:: WHAT YOU HAVE TO DO ::
All of the records listed below should be retyped exactly.
════════
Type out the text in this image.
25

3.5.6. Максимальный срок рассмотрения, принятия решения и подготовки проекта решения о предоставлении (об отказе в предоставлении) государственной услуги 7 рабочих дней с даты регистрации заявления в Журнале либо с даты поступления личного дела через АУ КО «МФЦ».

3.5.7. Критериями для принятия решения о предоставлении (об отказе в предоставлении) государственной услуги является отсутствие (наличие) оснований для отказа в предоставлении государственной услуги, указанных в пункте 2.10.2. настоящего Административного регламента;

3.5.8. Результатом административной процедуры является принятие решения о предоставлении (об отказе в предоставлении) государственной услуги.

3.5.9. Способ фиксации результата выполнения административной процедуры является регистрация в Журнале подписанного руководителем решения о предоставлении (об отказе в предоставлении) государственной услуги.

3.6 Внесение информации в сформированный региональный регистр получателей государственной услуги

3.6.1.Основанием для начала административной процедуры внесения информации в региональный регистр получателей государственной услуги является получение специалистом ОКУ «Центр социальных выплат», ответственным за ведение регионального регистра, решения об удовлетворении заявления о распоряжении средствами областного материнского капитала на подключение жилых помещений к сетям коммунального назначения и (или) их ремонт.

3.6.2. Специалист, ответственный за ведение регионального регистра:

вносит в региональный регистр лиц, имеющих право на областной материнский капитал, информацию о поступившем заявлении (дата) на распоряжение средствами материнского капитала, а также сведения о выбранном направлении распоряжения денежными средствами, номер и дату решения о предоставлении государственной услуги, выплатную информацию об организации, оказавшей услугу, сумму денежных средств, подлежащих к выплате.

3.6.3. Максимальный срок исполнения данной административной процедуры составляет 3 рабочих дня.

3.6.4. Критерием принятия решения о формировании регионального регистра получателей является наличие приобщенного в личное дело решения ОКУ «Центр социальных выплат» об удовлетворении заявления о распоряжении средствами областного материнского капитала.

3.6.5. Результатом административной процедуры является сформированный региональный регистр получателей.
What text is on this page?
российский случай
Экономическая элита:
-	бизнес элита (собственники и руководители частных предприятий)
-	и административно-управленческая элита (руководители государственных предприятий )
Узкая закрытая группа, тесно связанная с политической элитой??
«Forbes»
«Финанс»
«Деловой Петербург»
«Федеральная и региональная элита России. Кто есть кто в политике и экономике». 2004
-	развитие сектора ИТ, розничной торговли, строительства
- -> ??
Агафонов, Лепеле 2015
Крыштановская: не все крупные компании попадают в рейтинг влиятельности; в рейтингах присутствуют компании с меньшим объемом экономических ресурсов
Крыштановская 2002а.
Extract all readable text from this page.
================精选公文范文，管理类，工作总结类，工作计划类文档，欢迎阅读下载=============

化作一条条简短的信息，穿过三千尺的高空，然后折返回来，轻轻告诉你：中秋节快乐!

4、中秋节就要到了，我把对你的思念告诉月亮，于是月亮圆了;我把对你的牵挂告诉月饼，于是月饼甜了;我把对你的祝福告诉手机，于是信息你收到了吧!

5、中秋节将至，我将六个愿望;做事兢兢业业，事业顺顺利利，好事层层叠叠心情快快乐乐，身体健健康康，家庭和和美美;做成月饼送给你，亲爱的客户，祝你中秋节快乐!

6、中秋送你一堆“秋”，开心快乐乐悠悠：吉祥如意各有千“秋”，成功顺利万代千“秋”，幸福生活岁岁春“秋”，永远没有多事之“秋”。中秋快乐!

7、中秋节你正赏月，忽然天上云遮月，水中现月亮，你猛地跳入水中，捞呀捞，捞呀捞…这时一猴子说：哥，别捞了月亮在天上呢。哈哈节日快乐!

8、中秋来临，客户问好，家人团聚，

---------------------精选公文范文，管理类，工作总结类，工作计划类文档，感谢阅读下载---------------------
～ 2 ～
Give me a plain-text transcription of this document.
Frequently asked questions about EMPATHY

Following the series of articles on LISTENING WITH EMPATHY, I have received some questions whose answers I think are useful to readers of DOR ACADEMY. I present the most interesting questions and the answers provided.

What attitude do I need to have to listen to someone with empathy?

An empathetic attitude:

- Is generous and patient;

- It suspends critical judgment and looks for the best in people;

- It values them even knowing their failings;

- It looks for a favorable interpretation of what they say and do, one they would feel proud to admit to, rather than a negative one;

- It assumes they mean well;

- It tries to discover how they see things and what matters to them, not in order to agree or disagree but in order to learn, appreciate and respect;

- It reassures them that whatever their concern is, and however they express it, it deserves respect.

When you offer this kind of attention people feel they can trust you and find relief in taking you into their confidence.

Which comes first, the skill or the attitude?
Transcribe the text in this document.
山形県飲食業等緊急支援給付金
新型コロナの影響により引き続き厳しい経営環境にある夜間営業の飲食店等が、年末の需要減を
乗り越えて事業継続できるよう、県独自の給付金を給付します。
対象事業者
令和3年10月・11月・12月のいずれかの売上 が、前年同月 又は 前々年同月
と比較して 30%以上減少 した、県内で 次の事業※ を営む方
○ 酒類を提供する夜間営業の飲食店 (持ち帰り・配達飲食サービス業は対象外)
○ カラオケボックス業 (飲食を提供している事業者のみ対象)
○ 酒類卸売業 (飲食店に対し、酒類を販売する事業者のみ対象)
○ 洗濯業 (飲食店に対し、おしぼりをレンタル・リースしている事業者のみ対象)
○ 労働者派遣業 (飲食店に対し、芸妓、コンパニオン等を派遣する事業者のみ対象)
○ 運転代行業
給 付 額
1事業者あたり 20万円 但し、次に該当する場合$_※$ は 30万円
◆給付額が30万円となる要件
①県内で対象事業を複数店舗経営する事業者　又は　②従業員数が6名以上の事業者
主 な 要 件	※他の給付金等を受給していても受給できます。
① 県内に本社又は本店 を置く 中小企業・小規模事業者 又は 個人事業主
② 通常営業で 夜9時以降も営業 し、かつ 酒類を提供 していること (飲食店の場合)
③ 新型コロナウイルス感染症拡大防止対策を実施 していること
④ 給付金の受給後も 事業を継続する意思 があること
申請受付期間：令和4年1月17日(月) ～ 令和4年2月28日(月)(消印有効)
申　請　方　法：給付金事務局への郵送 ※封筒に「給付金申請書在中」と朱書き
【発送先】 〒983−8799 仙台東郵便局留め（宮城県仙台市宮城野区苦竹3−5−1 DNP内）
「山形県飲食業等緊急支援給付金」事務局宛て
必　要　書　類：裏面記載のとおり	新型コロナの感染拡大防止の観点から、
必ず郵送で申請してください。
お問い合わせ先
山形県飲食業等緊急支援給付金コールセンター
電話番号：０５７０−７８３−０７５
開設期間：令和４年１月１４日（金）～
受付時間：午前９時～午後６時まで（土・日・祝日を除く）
════════
:: RESULT OF THE EXERCISE ::
Type out the text in this image.
25

3.5.6. Максимальный срок рассмотрения, принятия решения и подготовки проекта решения о предоставлении (об отказе в предоставлении) государственной услуги 7 рабочих дней с даты регистрации заявления в Журнале либо с даты поступления личного дела через АУ КО «МФЦ».

3.5.7. Критериями для принятия решения о предоставлении (об отказе в предоставлении) государственной услуги является отсутствие (наличие) оснований для отказа в предоставлении государственной услуги, указанных в пункте 2.10.2. настоящего Административного регламента;

3.5.8. Результатом административной процедуры является принятие решения о предоставлении (об отказе в предоставлении) государственной услуги.

3.5.9. Способ фиксации результата выполнения административной процедуры является регистрация в Журнале подписанного руководителем решения о предоставлении (об отказе в предоставлении) государственной услуги.

3.6 Внесение информации в сформированный региональный регистр получателей государственной услуги

3.6.1.Основанием для начала административной процедуры внесения информации в региональный регистр получателей государственной услуги является получение специалистом ОКУ «Центр социальных выплат», ответственным за ведение регионального регистра, решения об удовлетворении заявления о распоряжении средствами областного материнского капитала на подключение жилых помещений к сетям коммунального назначения и (или) их ремонт.

3.6.2. Специалист, ответственный за ведение регионального регистра:

вносит в региональный регистр лиц, имеющих право на областной материнский капитал, информацию о поступившем заявлении (дата) на распоряжение средствами материнского капитала, а также сведения о выбранном направлении распоряжения денежными средствами, номер и дату решения о предоставлении государственной услуги, выплатную информацию об организации, оказавшей услугу, сумму денежных средств, подлежащих к выплате.

3.6.3. Максимальный срок исполнения данной административной процедуры составляет 3 рабочих дня.

3.6.4. Критерием принятия решения о формировании регионального регистра получателей является наличие приобщенного в личное дело решения ОКУ «Центр социальных выплат» об удовлетворении заявления о распоряжении средствами областного материнского капитала.

3.6.5. Результатом административной процедуры является сформированный региональный регистр получателей.
What text is on this page?
российский случай
Экономическая элита:
-	бизнес элита (собственники и руководители частных предприятий)
-	и административно-управленческая элита (руководители государственных предприятий )
Узкая закрытая группа, тесно связанная с политической элитой??
«Forbes»
«Финанс»
«Деловой Петербург»
«Федеральная и региональная элита России. Кто есть кто в политике и экономике». 2004
-	развитие сектора ИТ, розничной торговли, строительства
- -> ??
Агафонов, Лепеле 2015
Крыштановская: не все крупные компании попадают в рейтинг влиятельности; в рейтингах присутствуют компании с меньшим объемом экономических ресурсов
Крыштановская 2002а.
Extract all readable text from this page.
================精选公文范文，管理类，工作总结类，工作计划类文档，欢迎阅读下载=============

化作一条条简短的信息，穿过三千尺的高空，然后折返回来，轻轻告诉你：中秋节快乐!

4、中秋节就要到了，我把对你的思念告诉月亮，于是月亮圆了;我把对你的牵挂告诉月饼，于是月饼甜了;我把对你的祝福告诉手机，于是信息你收到了吧!

5、中秋节将至，我将六个愿望;做事兢兢业业，事业顺顺利利，好事层层叠叠心情快快乐乐，身体健健康康，家庭和和美美;做成月饼送给你，亲爱的客户，祝你中秋节快乐!

6、中秋送你一堆“秋”，开心快乐乐悠悠：吉祥如意各有千“秋”，成功顺利万代千“秋”，幸福生活岁岁春“秋”，永远没有多事之“秋”。中秋快乐!

7、中秋节你正赏月，忽然天上云遮月，水中现月亮，你猛地跳入水中，捞呀捞，捞呀捞…这时一猴子说：哥，别捞了月亮在天上呢。哈哈节日快乐!

8、中秋来临，客户问好，家人团聚，

---------------------精选公文范文，管理类，工作总结类，工作计划类文档，感谢阅读下载---------------------
～ 2 ～
Give me a plain-text transcription of this document.
Frequently asked questions about EMPATHY

Following the series of articles on LISTENING WITH EMPATHY, I have received some questions whose answers I think are useful to readers of DOR ACADEMY. I present the most interesting questions and the answers provided.

What attitude do I need to have to listen to someone with empathy?

An empathetic attitude:

- Is generous and patient;

- It suspends critical judgment and looks for the best in people;

- It values them even knowing their failings;

- It looks for a favorable interpretation of what they say and do, one they would feel proud to admit to, rather than a negative one;

- It assumes they mean well;

- It tries to discover how they see things and what matters to them, not in order to agree or disagree but in order to learn, appreciate and respect;

- It reassures them that whatever their concern is, and however they express it, it deserves respect.

When you offer this kind of attention people feel they can trust you and find relief in taking you into their confidence.

Which comes first, the skill or the attitude?
Transcribe the text in this document.
山形県飲食業等緊急支援給付金
新型コロナの影響により引き続き厳しい経営環境にある夜間営業の飲食店等が、年末の需要減を
乗り越えて事業継続できるよう、県独自の給付金を給付します。
対象事業者
令和3年10月・11月・12月のいずれかの売上 が、前年同月 又は 前々年同月
と比較して 30%以上減少 した、県内で 次の事業※ を営む方
○ 酒類を提供する夜間営業の飲食店 (持ち帰り・配達飲食サービス業は対象外)
○ カラオケボックス業 (飲食を提供している事業者のみ対象)
○ 酒類卸売業 (飲食店に対し、酒類を販売する事業者のみ対象)
○ 洗濯業 (飲食店に対し、おしぼりをレンタル・リースしている事業者のみ対象)
○ 労働者派遣業 (飲食店に対し、芸妓、コンパニオン等を派遣する事業者のみ対象)
○ 運転代行業
給 付 額
1事業者あたり 20万円 但し、次に該当する場合$_※$ は 30万円
◆給付額が30万円となる要件
①県内で対象事業を複数店舗経営する事業者　又は　②従業員数が6名以上の事業者
主 な 要 件	※他の給付金等を受給していても受給できます。
① 県内に本社又は本店 を置く 中小企業・小規模事業者 又は 個人事業主
② 通常営業で 夜9時以降も営業 し、かつ 酒類を提供 していること (飲食店の場合)
③ 新型コロナウイルス感染症拡大防止対策を実施 していること
④ 給付金の受給後も 事業を継続する意思 があること
申請受付期間：令和4年1月17日(月) ～ 令和4年2月28日(月)(消印有効)
申　請　方　法：給付金事務局への郵送 ※封筒に「給付金申請書在中」と朱書き
【発送先】 〒983−8799 仙台東郵便局留め（宮城県仙台市宮城野区苦竹3−5−1 DNP内）
「山形県飲食業等緊急支援給付金」事務局宛て
必　要　書　類：裏面記載のとおり	新型コロナの感染拡大防止の観点から、
必ず郵送で申請してください。
お問い合わせ先
山形県飲食業等緊急支援給付金コールセンター
電話番号：０５７０−７８３−０７５
開設期間：令和４年１月１４日（金）～
受付時間：午前９時～午後６時まで（土・日・祝日を除く）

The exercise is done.